### Entries shown ###

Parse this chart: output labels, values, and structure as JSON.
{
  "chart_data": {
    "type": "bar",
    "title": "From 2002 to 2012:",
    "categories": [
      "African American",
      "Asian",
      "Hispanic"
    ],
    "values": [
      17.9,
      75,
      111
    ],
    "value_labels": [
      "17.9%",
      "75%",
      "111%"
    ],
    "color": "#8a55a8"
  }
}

###

▸ **What is expected**
Write each line above out exactly.

▸ **Reply**
Parse this chart: output labels, values, and structure as JSON.
{
  "chart_data": {
    "type": "bar",
    "title": "From 2002 to 2012:",
    "categories": [
      "African American",
      "Asian",
      "Hispanic"
    ],
    "values": [
      17.9,
      75,
      111
    ],
    "value_labels": [
      "17.9%",
      "75%",
      "111%"
    ],
    "color": "#8a55a8"
  }
}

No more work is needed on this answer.